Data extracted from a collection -
....................
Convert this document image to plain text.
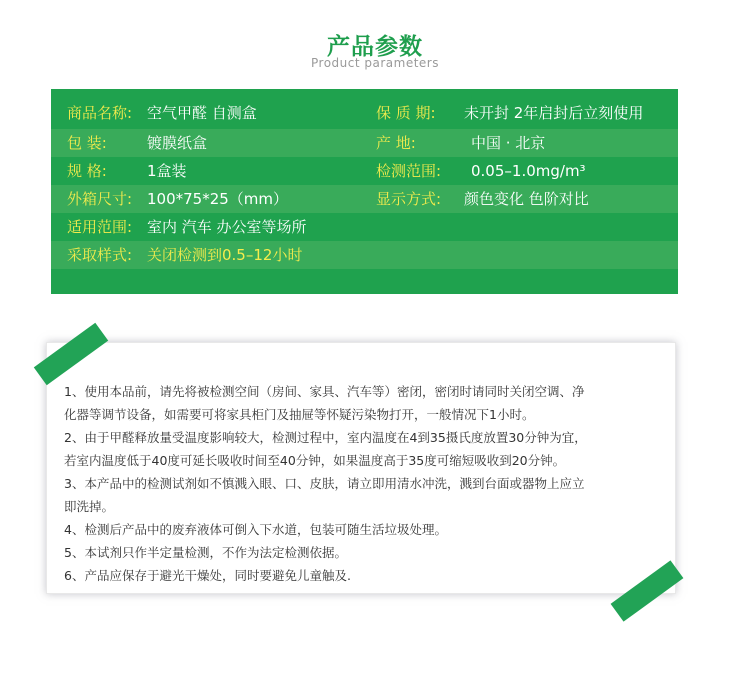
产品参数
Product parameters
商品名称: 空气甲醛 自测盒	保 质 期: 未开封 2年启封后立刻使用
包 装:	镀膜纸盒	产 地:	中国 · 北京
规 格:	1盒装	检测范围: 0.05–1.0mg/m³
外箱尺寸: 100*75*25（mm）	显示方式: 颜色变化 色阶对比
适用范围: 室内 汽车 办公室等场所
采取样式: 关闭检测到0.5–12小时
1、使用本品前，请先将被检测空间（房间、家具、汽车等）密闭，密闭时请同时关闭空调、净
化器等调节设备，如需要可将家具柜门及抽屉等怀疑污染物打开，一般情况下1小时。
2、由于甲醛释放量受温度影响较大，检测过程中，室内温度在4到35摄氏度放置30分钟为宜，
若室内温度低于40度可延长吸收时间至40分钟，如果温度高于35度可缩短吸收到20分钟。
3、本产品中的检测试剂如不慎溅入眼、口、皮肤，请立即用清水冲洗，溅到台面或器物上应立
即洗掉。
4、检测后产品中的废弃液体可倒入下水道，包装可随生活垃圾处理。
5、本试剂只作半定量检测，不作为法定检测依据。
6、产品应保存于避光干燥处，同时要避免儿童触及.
....................
Do this - The listing above must be printed again exactly, minus its pictures.

Result for this task -
Convert this document image to plain text.
产品参数
Product parameters
商品名称: 空气甲醛 自测盒	保 质 期: 未开封 2年启封后立刻使用
包 装:	镀膜纸盒	产 地:	中国 · 北京
规 格:	1盒装	检测范围: 0.05–1.0mg/m³
外箱尺寸: 100*75*25（mm）	显示方式: 颜色变化 色阶对比
适用范围: 室内 汽车 办公室等场所
采取样式: 关闭检测到0.5–12小时
1、使用本品前，请先将被检测空间（房间、家具、汽车等）密闭，密闭时请同时关闭空调、净
化器等调节设备，如需要可将家具柜门及抽屉等怀疑污染物打开，一般情况下1小时。
2、由于甲醛释放量受温度影响较大，检测过程中，室内温度在4到35摄氏度放置30分钟为宜，
若室内温度低于40度可延长吸收时间至40分钟，如果温度高于35度可缩短吸收到20分钟。
3、本产品中的检测试剂如不慎溅入眼、口、皮肤，请立即用清水冲洗，溅到台面或器物上应立
即洗掉。
4、检测后产品中的废弃液体可倒入下水道，包装可随生活垃圾处理。
5、本试剂只作半定量检测，不作为法定检测依据。
6、产品应保存于避光干燥处，同时要避免儿童触及.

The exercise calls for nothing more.